[Set exercise A] In the HtmlAgilityPack thread, which property of the HtmlTextNode class does one reply say can be set to replace a node's text?

## Start Supplied passage

Reputation: 12861
I want to replace inner text of HTML tags with another text.
I am using HtmlAgilityPack
I use this code to extract all texts
HtmlDocument doc = new HtmlDocument();
doc.Load("some path")
foreach (HtmlNode node in doc.DocumentNode.SelectNodes("//text()[normalize-space(.) != '']")) {
// How to replace node.InnerText with some text ?
}
But InnerText is readonly. How can I replace texts with another text and save them to file ?
Upvotes: 32
Views: 26449
Reputation: 19661
The HtmlTextNode
class has a Text
property* which works perfectly for this purpose.
Here's an example:
var textNodes = doc.DocumentNode.SelectNodes("//body//text()").Cast<HtmlTextNode>();
foreach (var node in textNodes)
{
node.Text = node.Text.Replace("foo", "bar");
}
And if we have an HtmlNode
that we want to change its direct text, we can do something like the following:
HtmlNode node = //...
var textNode = (HtmlTextNode)node.SelectSingleNode("text()");
textNode.Text = "new text";
Or we can use node.SelectNodes("text()")
in case it has more than one.
* Not to be confused with the readonly InnerText
property.
Upvotes: 8
Reputation: 1191
Strange, but I found that InnerHtml isn't readonly. And when I tried to set it like that
aElement.InnerHtml = "sometext";
the value of InnerText
also changed to "sometext"
Upvotes: 17
Reputation: 22478
Try code below. It select all nodes without children and filtered out script nodes. Maybe you need to add some additional filtering. In addition to your XPath expression this one also looking for leaf nodes and filter out text content of <script>
tags.
var nodes = doc.DocumentNode.SelectNodes("//body//text()[(normalize-space(.) != '') and not(parent::script) and not(*)]");
foreach (HtmlNode htmlNode in nodes)
{
htmlNode.ParentNode.ReplaceChild(HtmlTextNode.CreateNode(htmlNode.InnerText + "_translated"), htmlNode);
}
Upvotes: 24

## End Supplied passage

[Set exercise B] Write out the records word for word, starting at their very first line and stopping after the line that contains "The electrodes 26 is at (841, 112).".

## Start Data supplied

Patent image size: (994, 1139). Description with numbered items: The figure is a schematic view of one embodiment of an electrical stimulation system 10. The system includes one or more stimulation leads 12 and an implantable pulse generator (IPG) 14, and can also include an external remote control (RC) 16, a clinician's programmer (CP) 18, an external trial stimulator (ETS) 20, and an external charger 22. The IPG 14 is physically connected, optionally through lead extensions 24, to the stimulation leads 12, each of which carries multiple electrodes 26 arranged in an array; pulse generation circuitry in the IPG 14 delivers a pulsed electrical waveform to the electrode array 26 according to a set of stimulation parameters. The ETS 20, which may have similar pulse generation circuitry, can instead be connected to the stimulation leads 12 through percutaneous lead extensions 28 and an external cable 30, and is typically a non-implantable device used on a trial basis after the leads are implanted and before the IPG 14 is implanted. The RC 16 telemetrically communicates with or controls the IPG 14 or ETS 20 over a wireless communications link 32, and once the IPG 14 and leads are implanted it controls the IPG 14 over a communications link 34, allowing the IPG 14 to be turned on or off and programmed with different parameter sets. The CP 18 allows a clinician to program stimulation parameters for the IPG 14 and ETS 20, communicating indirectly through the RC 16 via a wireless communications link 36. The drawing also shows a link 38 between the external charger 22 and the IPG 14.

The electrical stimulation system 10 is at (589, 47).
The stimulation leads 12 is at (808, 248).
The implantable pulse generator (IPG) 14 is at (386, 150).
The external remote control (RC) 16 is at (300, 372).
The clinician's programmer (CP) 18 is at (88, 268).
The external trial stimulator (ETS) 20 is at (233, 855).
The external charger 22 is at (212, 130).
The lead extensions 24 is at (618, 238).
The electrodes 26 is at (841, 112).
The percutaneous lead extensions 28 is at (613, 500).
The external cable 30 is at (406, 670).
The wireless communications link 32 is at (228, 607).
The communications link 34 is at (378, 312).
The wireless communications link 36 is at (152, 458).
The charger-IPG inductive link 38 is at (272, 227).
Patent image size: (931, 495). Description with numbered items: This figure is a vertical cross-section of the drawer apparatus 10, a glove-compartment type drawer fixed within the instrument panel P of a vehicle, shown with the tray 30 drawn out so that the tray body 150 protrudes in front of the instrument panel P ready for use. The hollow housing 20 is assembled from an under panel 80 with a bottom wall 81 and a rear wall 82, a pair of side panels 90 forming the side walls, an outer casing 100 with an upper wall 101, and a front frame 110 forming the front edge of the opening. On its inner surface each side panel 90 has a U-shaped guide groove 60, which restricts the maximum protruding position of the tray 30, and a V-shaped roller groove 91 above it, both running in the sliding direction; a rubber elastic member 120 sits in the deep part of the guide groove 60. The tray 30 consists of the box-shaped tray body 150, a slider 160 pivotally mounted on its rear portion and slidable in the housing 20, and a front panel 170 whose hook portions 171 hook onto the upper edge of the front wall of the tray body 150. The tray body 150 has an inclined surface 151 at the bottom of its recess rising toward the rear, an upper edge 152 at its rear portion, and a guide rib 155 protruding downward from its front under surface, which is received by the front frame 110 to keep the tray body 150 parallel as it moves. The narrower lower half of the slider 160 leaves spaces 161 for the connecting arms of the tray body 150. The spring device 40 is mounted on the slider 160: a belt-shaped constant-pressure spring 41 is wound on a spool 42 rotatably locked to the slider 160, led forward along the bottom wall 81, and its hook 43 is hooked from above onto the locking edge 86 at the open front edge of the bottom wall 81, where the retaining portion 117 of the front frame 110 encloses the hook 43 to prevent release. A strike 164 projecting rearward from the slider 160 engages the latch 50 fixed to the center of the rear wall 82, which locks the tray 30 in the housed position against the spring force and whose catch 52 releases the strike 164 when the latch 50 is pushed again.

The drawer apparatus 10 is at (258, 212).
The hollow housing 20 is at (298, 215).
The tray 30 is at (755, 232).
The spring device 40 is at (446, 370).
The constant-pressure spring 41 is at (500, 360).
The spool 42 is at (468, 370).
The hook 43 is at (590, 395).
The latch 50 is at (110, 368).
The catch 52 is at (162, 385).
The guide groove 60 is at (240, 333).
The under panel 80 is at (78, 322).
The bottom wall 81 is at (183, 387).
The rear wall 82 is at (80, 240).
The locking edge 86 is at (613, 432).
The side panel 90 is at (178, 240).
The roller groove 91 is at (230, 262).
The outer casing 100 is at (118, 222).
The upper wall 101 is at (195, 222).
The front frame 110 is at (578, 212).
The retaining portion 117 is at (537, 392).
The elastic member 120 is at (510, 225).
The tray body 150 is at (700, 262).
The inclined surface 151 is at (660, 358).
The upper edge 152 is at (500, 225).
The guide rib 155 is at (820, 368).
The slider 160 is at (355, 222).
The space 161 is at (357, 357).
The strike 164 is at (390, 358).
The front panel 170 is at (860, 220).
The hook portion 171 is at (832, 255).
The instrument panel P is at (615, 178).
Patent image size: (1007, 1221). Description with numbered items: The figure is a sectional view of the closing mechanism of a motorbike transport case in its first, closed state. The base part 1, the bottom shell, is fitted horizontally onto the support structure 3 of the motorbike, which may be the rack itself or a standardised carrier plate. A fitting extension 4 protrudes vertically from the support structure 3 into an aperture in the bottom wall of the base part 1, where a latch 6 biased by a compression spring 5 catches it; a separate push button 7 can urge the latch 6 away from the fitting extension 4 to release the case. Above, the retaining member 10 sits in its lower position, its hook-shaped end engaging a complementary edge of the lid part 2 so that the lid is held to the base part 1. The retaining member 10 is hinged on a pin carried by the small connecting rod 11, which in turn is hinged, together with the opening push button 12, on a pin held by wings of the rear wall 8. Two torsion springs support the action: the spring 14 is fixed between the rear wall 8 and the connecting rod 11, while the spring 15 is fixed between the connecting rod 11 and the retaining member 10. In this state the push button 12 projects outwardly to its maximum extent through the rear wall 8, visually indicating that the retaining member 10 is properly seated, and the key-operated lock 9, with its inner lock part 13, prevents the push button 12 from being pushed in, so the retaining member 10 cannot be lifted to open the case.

## End Data supplied

[Task response A] The Text property.

[Task response B]
Patent image size: (994, 1139). Description with numbered items: The figure is a schematic view of one embodiment of an electrical stimulation system 10. The system includes one or more stimulation leads 12 and an implantable pulse generator (IPG) 14, and can also include an external remote control (RC) 16, a clinician's programmer (CP) 18, an external trial stimulator (ETS) 20, and an external charger 22. The IPG 14 is physically connected, optionally through lead extensions 24, to the stimulation leads 12, each of which carries multiple electrodes 26 arranged in an array; pulse generation circuitry in the IPG 14 delivers a pulsed electrical waveform to the electrode array 26 according to a set of stimulation parameters. The ETS 20, which may have similar pulse generation circuitry, can instead be connected to the stimulation leads 12 through percutaneous lead extensions 28 and an external cable 30, and is typically a non-implantable device used on a trial basis after the leads are implanted and before the IPG 14 is implanted. The RC 16 telemetrically communicates with or controls the IPG 14 or ETS 20 over a wireless communications link 32, and once the IPG 14 and leads are implanted it controls the IPG 14 over a communications link 34, allowing the IPG 14 to be turned on or off and programmed with different parameter sets. The CP 18 allows a clinician to program stimulation parameters for the IPG 14 and ETS 20, communicating indirectly through the RC 16 via a wireless communications link 36. The drawing also shows a link 38 between the external charger 22 and the IPG 14.

The electrical stimulation system 10 is at (589, 47).
The stimulation leads 12 is at (808, 248).
The implantable pulse generator (IPG) 14 is at (386, 150).
The external remote control (RC) 16 is at (300, 372).
The clinician's programmer (CP) 18 is at (88, 268).
The external trial stimulator (ETS) 20 is at (233, 855).
The external charger 22 is at (212, 130).
The lead extensions 24 is at (618, 238).
The electrodes 26 is at (841, 112).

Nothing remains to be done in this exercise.